STATED TASK: Tally the lines with the word "Below" and report the number alone.

EXERCISE INPUT:
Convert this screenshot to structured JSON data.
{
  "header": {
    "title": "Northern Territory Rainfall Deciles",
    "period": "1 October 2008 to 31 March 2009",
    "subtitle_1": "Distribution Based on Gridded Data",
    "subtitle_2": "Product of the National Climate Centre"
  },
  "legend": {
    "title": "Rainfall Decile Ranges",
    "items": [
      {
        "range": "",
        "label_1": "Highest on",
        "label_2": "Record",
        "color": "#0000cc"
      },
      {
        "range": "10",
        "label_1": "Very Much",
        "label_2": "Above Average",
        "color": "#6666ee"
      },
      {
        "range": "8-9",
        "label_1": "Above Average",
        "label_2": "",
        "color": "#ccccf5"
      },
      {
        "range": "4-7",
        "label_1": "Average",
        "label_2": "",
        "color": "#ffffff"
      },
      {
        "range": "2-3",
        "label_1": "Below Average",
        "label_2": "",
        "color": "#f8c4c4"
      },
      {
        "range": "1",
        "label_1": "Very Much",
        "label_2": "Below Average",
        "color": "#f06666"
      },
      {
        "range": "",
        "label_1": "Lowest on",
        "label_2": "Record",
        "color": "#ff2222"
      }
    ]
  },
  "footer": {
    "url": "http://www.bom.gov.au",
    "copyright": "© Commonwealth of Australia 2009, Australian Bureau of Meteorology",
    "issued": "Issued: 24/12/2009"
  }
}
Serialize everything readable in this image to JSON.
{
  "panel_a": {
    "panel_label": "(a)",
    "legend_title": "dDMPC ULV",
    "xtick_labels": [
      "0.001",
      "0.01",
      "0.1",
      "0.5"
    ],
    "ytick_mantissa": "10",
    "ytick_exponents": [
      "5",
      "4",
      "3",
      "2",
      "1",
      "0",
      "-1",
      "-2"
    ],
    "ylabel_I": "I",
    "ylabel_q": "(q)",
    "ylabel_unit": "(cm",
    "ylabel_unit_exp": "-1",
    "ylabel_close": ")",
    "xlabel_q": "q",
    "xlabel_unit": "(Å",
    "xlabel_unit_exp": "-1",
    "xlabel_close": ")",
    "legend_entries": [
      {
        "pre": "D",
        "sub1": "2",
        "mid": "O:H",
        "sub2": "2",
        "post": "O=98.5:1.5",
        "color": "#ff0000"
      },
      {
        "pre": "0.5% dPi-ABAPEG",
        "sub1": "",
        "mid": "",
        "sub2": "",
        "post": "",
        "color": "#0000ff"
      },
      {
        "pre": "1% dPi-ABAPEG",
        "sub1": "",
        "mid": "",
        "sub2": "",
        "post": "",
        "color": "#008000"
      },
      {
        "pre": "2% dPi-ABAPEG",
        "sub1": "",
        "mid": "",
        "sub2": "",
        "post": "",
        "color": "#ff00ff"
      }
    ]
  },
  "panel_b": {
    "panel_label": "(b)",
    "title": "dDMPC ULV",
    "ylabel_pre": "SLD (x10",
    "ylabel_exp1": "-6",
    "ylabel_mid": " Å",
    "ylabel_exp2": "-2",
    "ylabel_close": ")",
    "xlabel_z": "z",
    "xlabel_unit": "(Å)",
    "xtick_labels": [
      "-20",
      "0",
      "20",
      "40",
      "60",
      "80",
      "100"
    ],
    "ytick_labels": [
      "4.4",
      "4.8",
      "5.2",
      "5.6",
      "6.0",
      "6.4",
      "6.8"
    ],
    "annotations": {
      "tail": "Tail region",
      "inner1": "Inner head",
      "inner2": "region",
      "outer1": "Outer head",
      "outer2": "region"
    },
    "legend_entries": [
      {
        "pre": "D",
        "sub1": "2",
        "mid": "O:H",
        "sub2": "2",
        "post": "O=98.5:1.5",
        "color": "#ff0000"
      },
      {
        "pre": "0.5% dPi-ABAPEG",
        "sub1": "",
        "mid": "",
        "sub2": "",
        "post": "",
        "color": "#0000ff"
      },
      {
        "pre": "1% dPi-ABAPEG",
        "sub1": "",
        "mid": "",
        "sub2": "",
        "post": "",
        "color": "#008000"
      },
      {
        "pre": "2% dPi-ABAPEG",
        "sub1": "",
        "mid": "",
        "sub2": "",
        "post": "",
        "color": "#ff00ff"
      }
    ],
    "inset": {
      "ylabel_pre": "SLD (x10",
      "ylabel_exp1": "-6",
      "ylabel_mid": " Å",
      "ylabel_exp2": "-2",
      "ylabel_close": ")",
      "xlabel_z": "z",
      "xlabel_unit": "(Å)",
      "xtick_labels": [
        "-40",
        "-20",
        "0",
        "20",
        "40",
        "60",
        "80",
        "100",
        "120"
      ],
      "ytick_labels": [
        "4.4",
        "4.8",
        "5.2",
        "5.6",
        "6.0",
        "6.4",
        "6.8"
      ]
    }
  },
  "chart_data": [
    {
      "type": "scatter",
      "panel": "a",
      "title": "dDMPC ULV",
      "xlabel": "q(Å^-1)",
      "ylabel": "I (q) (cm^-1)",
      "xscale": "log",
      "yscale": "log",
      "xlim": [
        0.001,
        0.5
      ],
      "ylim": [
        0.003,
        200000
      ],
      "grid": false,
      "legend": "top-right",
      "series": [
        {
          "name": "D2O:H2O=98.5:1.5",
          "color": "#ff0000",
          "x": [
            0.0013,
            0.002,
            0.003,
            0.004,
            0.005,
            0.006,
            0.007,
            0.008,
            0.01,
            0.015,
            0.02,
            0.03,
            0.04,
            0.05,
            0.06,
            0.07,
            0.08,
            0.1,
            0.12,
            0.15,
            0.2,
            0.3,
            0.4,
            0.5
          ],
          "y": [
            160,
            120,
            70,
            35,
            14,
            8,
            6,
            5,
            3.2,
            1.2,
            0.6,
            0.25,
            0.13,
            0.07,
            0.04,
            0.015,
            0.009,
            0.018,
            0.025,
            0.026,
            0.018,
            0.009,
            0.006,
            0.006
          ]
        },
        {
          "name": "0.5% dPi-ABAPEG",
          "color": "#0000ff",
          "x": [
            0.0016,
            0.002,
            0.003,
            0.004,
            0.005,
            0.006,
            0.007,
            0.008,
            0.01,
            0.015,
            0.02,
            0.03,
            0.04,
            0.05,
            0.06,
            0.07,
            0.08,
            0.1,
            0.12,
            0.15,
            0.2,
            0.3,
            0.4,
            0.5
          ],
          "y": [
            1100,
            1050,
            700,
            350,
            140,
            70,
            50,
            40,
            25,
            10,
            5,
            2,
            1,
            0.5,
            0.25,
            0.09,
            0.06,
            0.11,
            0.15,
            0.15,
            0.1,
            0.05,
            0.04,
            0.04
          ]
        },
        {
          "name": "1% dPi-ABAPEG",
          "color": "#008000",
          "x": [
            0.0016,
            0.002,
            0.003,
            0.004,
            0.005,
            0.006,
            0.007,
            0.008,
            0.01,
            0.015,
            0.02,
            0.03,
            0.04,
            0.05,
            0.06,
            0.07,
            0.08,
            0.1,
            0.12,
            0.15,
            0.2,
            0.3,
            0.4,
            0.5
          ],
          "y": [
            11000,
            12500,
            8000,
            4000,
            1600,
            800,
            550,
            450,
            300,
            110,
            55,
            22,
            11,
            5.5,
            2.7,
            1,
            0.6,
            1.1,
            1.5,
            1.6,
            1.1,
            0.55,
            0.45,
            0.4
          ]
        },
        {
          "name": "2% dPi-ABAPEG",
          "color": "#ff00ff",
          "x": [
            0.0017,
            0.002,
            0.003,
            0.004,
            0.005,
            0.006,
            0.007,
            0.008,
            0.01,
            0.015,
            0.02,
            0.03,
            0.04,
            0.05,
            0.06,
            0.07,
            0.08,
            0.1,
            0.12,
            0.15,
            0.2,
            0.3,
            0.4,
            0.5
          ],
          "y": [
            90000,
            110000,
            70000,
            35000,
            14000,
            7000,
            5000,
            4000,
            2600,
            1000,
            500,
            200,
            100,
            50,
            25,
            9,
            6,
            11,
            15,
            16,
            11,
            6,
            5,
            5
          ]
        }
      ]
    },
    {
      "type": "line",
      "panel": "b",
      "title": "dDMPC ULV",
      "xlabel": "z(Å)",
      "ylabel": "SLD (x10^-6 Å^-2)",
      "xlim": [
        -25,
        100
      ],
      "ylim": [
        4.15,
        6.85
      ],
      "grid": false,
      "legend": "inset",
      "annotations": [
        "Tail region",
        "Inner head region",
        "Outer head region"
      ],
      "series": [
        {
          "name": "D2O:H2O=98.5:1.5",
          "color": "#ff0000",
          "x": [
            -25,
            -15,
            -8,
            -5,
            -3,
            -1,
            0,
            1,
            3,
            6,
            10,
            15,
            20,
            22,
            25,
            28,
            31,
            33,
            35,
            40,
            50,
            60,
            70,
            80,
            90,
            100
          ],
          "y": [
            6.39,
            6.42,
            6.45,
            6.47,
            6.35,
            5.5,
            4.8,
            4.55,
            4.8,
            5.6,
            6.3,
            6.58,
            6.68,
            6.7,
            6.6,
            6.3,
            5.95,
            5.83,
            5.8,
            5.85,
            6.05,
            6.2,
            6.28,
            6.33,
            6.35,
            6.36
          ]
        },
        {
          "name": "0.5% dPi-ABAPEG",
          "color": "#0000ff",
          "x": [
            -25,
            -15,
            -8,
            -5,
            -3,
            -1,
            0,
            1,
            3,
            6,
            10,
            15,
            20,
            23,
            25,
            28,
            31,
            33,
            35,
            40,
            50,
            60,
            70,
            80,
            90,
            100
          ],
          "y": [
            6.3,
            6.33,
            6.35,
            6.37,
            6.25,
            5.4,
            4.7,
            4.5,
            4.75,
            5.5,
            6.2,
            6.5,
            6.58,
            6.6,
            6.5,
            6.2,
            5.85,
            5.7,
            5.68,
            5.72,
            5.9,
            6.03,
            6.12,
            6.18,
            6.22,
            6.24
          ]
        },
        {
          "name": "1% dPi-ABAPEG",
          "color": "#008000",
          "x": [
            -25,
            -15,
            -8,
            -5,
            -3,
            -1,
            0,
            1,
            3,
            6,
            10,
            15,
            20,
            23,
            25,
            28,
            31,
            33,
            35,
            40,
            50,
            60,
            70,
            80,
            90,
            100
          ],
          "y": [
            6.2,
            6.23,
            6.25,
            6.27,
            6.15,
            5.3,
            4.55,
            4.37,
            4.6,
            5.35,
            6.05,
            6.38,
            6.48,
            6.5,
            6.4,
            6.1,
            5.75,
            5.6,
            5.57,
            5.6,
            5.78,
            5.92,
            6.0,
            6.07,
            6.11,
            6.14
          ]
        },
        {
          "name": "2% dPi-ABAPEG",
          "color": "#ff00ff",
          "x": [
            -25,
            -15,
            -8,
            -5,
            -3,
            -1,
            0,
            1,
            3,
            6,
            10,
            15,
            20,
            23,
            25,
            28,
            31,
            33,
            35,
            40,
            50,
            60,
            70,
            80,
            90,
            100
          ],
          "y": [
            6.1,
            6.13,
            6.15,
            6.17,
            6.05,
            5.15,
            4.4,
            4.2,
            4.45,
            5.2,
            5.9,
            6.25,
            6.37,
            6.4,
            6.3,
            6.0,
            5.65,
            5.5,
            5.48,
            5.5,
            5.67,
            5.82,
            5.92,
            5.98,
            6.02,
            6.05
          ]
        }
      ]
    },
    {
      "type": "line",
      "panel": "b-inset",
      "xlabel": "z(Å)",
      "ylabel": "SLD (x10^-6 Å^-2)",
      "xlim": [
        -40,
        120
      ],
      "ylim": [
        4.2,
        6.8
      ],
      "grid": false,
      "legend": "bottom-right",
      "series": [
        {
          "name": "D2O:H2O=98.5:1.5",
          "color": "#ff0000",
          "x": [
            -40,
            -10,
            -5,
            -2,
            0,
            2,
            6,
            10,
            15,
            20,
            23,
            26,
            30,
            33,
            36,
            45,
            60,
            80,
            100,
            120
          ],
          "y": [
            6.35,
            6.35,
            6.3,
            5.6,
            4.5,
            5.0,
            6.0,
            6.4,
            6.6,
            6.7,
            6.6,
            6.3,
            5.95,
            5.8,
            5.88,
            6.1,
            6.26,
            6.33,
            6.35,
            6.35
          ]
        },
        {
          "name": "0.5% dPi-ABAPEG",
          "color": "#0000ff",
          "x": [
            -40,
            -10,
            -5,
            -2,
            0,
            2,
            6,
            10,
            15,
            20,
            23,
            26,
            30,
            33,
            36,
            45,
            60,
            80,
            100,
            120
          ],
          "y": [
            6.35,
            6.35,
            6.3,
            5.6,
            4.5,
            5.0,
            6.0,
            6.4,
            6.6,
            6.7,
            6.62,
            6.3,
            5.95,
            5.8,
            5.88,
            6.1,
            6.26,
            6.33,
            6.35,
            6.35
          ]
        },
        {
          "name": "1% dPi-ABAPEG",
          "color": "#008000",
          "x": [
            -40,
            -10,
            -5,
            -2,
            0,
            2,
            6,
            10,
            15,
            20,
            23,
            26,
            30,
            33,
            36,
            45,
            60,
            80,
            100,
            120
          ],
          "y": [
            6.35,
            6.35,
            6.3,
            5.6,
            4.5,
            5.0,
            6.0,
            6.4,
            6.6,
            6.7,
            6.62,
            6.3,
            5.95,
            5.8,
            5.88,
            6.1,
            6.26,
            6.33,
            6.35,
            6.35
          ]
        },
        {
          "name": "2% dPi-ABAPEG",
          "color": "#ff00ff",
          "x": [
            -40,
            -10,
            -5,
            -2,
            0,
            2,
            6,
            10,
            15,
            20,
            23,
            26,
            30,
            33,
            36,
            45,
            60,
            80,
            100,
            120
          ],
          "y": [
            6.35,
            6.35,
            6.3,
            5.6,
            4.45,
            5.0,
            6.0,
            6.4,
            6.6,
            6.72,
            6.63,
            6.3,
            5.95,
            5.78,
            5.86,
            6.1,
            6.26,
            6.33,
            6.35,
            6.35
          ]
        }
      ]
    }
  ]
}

COMPLETED EXERCISE: 2